● To be done:
Search the records for the word "sched" and pick out every line that has it.

--- begin ---

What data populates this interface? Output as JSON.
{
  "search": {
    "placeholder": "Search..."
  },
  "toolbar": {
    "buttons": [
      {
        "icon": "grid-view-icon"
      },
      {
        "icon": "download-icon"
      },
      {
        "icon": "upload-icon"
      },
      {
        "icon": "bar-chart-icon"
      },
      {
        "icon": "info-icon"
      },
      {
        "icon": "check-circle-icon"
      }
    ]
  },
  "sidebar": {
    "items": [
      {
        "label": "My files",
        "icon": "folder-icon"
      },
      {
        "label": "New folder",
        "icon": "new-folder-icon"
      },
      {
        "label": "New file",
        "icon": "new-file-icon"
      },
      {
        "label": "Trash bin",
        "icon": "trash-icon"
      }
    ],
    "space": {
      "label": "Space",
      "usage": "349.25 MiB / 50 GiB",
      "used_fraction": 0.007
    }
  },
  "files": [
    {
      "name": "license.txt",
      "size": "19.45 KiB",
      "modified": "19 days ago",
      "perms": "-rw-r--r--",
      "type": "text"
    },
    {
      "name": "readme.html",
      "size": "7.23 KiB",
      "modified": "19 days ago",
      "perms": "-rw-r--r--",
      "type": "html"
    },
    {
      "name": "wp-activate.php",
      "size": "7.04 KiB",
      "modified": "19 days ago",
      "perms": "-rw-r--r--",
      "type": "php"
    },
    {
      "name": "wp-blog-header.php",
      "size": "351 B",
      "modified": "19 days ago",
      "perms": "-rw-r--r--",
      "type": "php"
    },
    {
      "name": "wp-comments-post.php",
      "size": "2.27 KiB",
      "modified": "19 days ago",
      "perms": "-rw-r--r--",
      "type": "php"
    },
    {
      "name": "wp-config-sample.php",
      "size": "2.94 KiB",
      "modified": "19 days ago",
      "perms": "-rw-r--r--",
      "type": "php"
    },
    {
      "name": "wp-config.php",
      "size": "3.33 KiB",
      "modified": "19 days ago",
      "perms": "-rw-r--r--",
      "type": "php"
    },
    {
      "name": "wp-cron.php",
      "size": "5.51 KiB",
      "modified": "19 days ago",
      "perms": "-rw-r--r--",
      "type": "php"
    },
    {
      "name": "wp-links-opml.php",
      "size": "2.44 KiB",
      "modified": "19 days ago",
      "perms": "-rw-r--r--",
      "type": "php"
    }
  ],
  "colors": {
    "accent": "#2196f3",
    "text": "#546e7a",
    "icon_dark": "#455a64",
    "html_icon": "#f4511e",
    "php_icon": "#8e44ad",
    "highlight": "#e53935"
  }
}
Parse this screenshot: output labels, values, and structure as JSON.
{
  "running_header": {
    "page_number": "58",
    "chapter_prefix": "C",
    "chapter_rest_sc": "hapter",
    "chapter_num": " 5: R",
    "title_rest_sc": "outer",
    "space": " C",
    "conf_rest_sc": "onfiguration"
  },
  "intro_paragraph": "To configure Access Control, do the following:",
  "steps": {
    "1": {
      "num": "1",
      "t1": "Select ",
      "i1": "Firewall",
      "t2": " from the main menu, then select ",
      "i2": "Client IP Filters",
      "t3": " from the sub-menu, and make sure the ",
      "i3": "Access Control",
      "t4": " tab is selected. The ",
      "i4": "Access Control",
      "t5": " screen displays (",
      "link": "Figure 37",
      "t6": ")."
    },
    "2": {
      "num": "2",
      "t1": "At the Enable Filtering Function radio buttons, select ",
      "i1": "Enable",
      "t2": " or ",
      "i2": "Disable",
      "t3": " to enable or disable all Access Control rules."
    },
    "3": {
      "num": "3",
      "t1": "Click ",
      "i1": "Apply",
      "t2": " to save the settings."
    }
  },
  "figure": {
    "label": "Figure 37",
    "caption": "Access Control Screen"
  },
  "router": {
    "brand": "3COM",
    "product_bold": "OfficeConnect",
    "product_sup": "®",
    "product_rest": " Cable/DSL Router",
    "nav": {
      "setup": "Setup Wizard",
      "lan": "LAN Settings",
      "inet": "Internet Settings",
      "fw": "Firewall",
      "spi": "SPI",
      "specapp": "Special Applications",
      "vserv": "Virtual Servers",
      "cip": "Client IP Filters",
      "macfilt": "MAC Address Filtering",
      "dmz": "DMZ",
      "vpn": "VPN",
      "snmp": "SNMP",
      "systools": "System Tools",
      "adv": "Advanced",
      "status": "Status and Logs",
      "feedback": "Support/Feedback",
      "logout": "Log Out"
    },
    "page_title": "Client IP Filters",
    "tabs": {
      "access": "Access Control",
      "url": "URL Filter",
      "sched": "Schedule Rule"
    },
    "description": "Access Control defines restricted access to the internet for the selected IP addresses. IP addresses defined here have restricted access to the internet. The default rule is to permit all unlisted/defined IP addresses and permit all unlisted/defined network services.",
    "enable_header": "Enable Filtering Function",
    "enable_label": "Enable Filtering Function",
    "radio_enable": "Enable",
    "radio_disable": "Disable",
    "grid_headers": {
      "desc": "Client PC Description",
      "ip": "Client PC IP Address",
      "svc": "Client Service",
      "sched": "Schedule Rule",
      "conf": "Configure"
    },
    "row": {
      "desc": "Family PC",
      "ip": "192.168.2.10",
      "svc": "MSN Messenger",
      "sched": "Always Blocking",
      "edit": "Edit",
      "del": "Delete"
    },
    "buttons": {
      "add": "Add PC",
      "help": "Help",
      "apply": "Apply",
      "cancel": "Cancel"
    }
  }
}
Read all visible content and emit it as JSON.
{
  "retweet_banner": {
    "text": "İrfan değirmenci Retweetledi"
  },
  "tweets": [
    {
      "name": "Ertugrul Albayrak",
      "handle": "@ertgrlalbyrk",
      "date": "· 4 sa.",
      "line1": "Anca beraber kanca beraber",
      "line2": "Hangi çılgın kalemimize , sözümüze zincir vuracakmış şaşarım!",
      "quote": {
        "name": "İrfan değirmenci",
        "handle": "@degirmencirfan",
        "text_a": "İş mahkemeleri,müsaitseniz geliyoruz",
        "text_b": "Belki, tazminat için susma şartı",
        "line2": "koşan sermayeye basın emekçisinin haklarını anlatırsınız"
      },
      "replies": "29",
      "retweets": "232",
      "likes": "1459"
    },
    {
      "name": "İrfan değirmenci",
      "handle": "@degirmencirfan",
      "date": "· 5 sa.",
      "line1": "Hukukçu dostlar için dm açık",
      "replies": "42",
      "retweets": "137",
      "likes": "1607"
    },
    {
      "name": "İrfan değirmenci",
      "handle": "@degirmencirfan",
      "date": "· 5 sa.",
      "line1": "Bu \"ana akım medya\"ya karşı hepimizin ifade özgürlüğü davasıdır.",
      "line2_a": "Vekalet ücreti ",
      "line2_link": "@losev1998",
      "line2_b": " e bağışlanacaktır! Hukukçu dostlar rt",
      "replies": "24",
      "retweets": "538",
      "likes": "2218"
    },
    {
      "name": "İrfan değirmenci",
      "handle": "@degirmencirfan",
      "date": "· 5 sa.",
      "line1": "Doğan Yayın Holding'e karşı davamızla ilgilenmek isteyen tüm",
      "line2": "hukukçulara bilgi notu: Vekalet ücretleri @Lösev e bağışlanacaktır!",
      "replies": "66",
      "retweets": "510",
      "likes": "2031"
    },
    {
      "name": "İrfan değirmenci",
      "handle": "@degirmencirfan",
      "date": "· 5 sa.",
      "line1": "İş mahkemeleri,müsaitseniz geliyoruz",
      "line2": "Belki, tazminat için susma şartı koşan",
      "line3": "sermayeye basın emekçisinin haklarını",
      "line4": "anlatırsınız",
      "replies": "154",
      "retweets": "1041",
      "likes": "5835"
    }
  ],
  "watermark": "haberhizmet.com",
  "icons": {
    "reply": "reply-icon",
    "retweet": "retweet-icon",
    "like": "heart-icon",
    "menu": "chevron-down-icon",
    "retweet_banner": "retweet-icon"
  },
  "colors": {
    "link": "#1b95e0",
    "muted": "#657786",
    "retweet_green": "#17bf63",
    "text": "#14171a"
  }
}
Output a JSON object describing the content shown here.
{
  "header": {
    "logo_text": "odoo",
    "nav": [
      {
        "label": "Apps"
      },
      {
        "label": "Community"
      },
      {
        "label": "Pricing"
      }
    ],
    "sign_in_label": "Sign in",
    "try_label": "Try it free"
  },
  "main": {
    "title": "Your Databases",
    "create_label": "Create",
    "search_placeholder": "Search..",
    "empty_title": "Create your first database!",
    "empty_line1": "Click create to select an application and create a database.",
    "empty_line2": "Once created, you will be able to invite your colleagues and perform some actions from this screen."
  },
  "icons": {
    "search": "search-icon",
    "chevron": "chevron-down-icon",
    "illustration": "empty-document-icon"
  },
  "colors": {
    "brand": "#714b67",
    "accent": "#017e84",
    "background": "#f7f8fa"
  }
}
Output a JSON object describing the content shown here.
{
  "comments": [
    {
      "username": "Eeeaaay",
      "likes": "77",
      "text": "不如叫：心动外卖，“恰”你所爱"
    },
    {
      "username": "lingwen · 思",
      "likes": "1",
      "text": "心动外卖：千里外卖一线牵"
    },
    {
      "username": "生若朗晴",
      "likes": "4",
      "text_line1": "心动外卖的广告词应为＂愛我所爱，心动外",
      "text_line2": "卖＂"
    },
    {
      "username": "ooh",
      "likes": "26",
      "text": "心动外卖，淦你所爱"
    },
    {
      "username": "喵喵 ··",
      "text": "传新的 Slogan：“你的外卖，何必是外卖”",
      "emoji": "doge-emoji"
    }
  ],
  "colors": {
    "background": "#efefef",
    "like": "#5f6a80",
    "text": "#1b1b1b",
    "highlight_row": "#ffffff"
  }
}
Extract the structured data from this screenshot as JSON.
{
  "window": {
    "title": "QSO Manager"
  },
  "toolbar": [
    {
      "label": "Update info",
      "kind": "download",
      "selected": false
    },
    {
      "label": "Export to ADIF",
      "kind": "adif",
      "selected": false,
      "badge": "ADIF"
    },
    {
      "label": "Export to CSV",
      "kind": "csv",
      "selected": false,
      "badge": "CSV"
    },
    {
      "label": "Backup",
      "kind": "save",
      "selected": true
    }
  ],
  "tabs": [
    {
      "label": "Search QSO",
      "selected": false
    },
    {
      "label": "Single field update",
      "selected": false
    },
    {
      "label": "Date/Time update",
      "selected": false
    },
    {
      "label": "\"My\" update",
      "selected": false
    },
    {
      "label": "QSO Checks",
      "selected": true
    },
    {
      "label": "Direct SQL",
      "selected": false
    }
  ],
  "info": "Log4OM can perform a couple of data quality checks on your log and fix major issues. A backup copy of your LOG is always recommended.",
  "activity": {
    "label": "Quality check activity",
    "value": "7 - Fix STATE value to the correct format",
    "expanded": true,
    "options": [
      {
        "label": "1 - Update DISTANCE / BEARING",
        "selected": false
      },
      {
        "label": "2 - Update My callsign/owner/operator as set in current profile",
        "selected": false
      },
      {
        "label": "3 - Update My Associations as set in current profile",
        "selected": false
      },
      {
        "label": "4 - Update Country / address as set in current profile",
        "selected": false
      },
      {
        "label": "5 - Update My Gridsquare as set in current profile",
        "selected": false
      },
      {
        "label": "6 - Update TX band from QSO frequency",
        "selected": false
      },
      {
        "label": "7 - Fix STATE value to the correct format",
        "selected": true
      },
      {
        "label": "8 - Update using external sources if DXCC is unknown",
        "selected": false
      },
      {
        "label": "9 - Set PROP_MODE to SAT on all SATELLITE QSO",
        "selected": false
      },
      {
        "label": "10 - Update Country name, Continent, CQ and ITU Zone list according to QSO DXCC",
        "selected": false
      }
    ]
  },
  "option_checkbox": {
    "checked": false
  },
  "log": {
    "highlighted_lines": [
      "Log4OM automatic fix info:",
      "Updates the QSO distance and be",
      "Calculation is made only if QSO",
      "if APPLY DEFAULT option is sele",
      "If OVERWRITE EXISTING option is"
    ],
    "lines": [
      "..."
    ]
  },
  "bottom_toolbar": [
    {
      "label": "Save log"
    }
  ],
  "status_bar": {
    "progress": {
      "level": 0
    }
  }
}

--- end ---

● Response below:
      "sched": "Schedule Rule"
      "sched": "Schedule Rule",
      "sched": "Always Blocking",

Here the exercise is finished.